> _Extracted records_:
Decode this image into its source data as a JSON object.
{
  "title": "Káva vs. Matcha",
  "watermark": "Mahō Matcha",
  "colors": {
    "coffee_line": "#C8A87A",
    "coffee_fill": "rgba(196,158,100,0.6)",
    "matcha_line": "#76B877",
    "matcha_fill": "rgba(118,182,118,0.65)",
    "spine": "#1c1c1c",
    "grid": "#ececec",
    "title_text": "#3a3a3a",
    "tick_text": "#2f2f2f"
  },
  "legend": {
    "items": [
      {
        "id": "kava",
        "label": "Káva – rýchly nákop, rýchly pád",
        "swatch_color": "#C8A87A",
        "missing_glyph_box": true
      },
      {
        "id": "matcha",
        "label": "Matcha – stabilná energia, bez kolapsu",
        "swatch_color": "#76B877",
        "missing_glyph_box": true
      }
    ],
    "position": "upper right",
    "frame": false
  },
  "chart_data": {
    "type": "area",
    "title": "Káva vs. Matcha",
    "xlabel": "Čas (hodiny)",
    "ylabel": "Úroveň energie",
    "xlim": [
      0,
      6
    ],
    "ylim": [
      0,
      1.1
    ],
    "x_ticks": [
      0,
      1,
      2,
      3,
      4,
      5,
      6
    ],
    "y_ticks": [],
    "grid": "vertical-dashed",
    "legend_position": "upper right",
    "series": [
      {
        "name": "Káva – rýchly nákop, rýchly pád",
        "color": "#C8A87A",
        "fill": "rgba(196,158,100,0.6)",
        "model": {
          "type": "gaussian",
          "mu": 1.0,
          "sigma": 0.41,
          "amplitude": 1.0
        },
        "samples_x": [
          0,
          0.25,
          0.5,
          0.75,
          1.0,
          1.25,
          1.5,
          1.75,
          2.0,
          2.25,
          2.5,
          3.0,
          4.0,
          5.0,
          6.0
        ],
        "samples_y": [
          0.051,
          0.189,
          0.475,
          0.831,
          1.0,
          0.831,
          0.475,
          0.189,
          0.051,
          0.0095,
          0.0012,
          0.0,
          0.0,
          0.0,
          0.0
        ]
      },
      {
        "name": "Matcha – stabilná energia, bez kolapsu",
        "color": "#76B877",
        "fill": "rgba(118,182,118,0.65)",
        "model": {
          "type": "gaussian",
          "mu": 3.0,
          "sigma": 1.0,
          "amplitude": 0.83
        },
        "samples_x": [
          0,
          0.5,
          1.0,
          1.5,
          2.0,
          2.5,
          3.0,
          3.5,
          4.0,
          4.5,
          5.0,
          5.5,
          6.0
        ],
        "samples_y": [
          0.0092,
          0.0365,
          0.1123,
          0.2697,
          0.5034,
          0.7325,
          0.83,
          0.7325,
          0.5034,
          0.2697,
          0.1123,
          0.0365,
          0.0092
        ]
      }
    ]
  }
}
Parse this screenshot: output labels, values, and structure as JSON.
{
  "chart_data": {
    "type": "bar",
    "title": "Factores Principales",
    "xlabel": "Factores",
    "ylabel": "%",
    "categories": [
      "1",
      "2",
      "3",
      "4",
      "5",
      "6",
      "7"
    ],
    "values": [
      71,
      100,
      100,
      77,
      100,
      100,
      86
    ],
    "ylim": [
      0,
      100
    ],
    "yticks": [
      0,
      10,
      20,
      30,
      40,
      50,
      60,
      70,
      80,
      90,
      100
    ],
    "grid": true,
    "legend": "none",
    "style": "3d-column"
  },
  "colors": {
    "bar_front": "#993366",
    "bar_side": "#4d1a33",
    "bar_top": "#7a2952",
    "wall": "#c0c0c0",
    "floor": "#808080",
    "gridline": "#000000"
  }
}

> _Objective_: With both ends included, please retype exactly the lines from the line containing "Parse this screenshot: output" to the final line of the data.

> _Written solution_:
Parse this screenshot: output labels, values, and structure as JSON.
{
  "chart_data": {
    "type": "bar",
    "title": "Factores Principales",
    "xlabel": "Factores",
    "ylabel": "%",
    "categories": [
      "1",
      "2",
      "3",
      "4",
      "5",
      "6",
      "7"
    ],
    "values": [
      71,
      100,
      100,
      77,
      100,
      100,
      86
    ],
    "ylim": [
      0,
      100
    ],
    "yticks": [
      0,
      10,
      20,
      30,
      40,
      50,
      60,
      70,
      80,
      90,
      100
    ],
    "grid": true,
    "legend": "none",
    "style": "3d-column"
  },
  "colors": {
    "bar_front": "#993366",
    "bar_side": "#4d1a33",
    "bar_top": "#7a2952",
    "wall": "#c0c0c0",
    "floor": "#808080",
    "gridline": "#000000"
  }
}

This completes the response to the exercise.